**Task details**
Convert the span of the data from the line containing "y-tick-label: 38 [150,270,170,284]" through the line containing "point [215,219,232,237]", both included, into a numbered list, omitting any blank lines.

(Region annotation data)
== == ==

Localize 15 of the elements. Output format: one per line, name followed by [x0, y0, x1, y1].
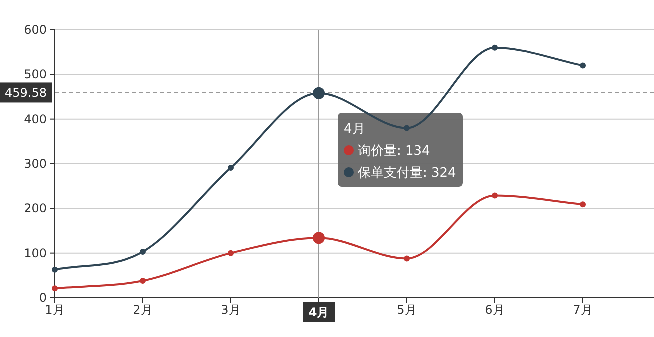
ref-line-label: 459.58 — [5, 86, 47, 100]
y-tick-label: 500 — [24, 68, 47, 82]
y-tick-label: 400 — [24, 112, 47, 126]
x-tick-label: 5月 — [397, 303, 417, 317]
y-tick-label: 600 — [24, 23, 47, 37]
x-tick-label: 4月 — [308, 306, 330, 320]
x-tick-label: 6月 — [485, 303, 505, 317]
y-tick-label: 300 — [24, 157, 47, 171]
x-tick-label: 7月 — [573, 303, 593, 317]
y-tick-label: 0 — [39, 291, 47, 305]
y-tick-label: 200 — [24, 202, 47, 216]
x-tick-label: 2月 — [133, 303, 153, 317]
x-tick-label: 1月 — [45, 303, 65, 317]
x-tick-label: 3月 — [221, 303, 241, 317]
y-tick-label: 100 — [24, 246, 47, 260]
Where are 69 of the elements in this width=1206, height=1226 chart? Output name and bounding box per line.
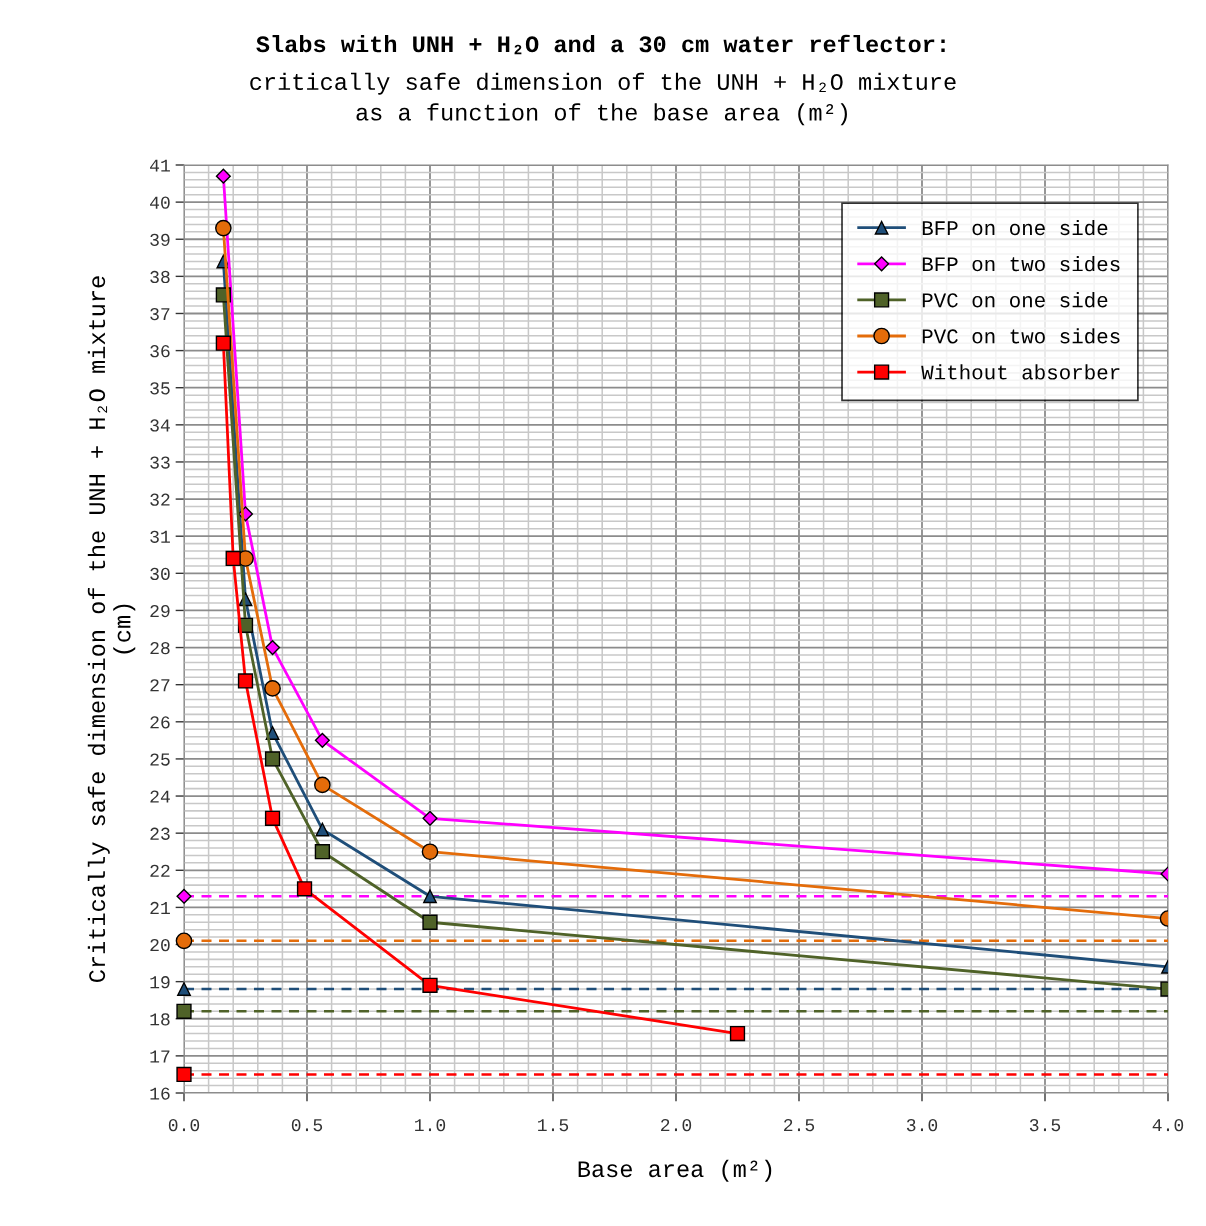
y-tick-label: 38 [150,270,170,284]
y-tick-label: 16 [150,1087,170,1100]
point [315,822,330,837]
x-tick-label: 0.5 [291,1119,323,1132]
y-tick-label: 23 [150,827,170,840]
point [237,673,254,689]
point [264,639,281,656]
point [176,888,192,904]
point [422,810,438,826]
point [422,914,438,930]
y-tick-label: 20 [150,938,170,952]
point [215,219,232,237]
x-tick-label: 1.5 [538,1119,569,1132]
y-tick-label: 33 [150,456,170,469]
x-tick-label: 2.5 [784,1119,815,1132]
y-tick-label: 19 [150,976,170,989]
y-tick-label: 29 [150,604,170,618]
x-tick-label: 4.0 [1152,1119,1184,1132]
y-tick-label: 35 [150,382,170,395]
x-tick-label: 1.0 [415,1119,446,1132]
y-tick-label: 17 [150,1050,170,1063]
chart-title: Slabs with UNH + H₂O and a 30 cm water reflector: [256,34,945,55]
y-tick-label: 18 [150,1013,170,1026]
x-tick-label: 0.0 [168,1119,200,1132]
y-tick-label: 40 [150,196,170,209]
y-axis-title: Critically safe dimension of the UNH + H₂O mixture (cm) [87,276,136,982]
point [176,1066,192,1083]
y-tick-label: 41 [150,159,170,172]
point [264,680,281,697]
point [177,982,191,997]
point [215,168,231,184]
y-tick-label: 25 [150,753,170,766]
y-tick-label: 39 [150,233,170,246]
point [225,550,241,567]
y-tick-label: 37 [150,307,170,321]
y-tick-label: 28 [150,642,170,655]
chart-subtitle: critically safe dimension of the UNH + H₂O mixture as a function of the base area (m²) [250,72,956,126]
y-tick-label: 27 [150,679,170,692]
point [422,977,438,993]
x-tick-label: 2.0 [661,1119,692,1132]
legend-label: BFP on two sides [922,256,1120,272]
point [729,1025,746,1042]
point [176,1003,192,1019]
y-tick-label: 30 [150,567,170,581]
y-tick-label: 24 [150,790,170,803]
x-tick-label: 3.0 [906,1119,938,1132]
legend-label: PVC on two sides [922,328,1120,344]
y-tick-label: 34 [150,419,170,432]
y-tick-label: 32 [150,493,170,506]
x-axis-title: Base area (m²) [578,1159,772,1182]
x-tick-label: 3.5 [1029,1119,1061,1132]
y-tick-label: 31 [150,530,170,543]
point [296,881,313,897]
legend-label: BFP on one side [922,219,1108,236]
y-tick-label: 21 [150,901,170,914]
point [314,732,330,748]
point [314,844,331,860]
point [264,810,281,826]
legend-label: PVC on one side [922,292,1108,308]
y-tick-label: 26 [150,716,170,729]
point [421,843,439,861]
point [423,889,437,904]
point [175,932,193,950]
y-tick-label: 36 [150,345,170,358]
y-tick-label: 22 [150,864,170,877]
legend-label: Without absorber [921,364,1120,380]
point [264,751,281,767]
point [314,776,331,794]
point [215,335,231,351]
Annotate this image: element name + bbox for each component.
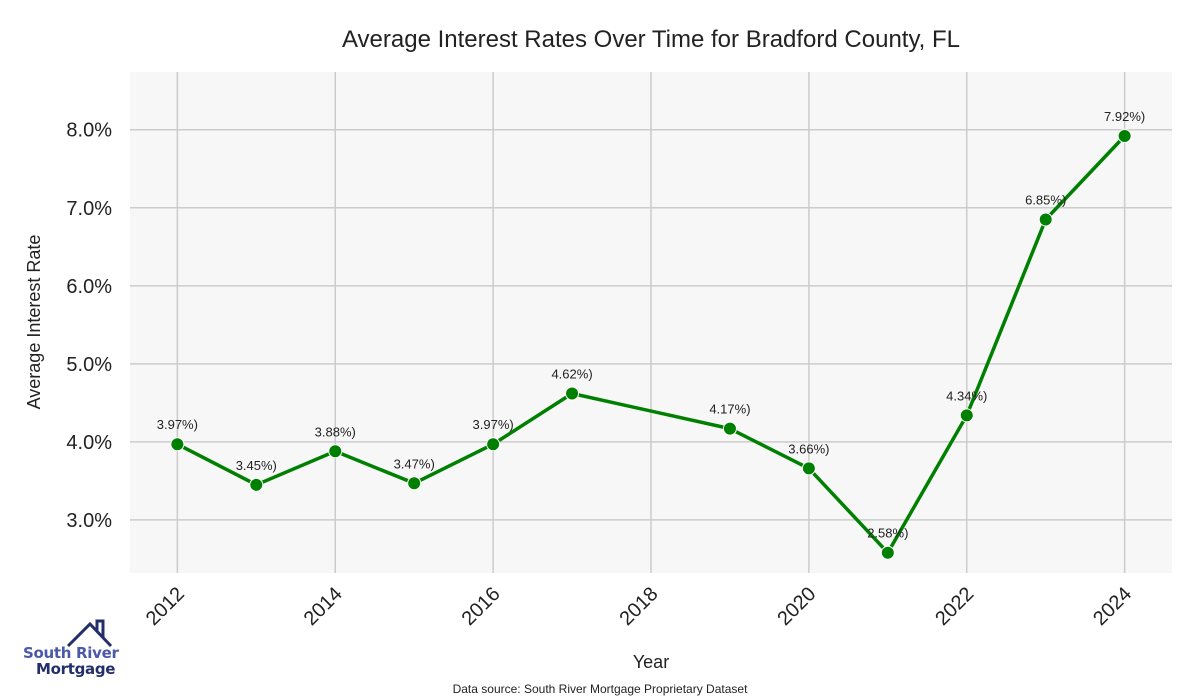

== == ==

**Task answer**
1. y-tick-label: 38 [150,270,170,284]
2. y-tick-label: 16 [150,1087,170,1100]
3. point [315,822,330,837]
4. x-tick-label: 0.5 [291,1119,323,1132]
5. y-tick-label: 23 [150,827,170,840]
6. point [237,673,254,689]
7. point [264,639,281,656]
8. point [176,888,192,904]
9. point [422,810,438,826]
10. point [422,914,438,930]
11. y-tick-label: 20 [150,938,170,952]
12. point [215,219,232,237]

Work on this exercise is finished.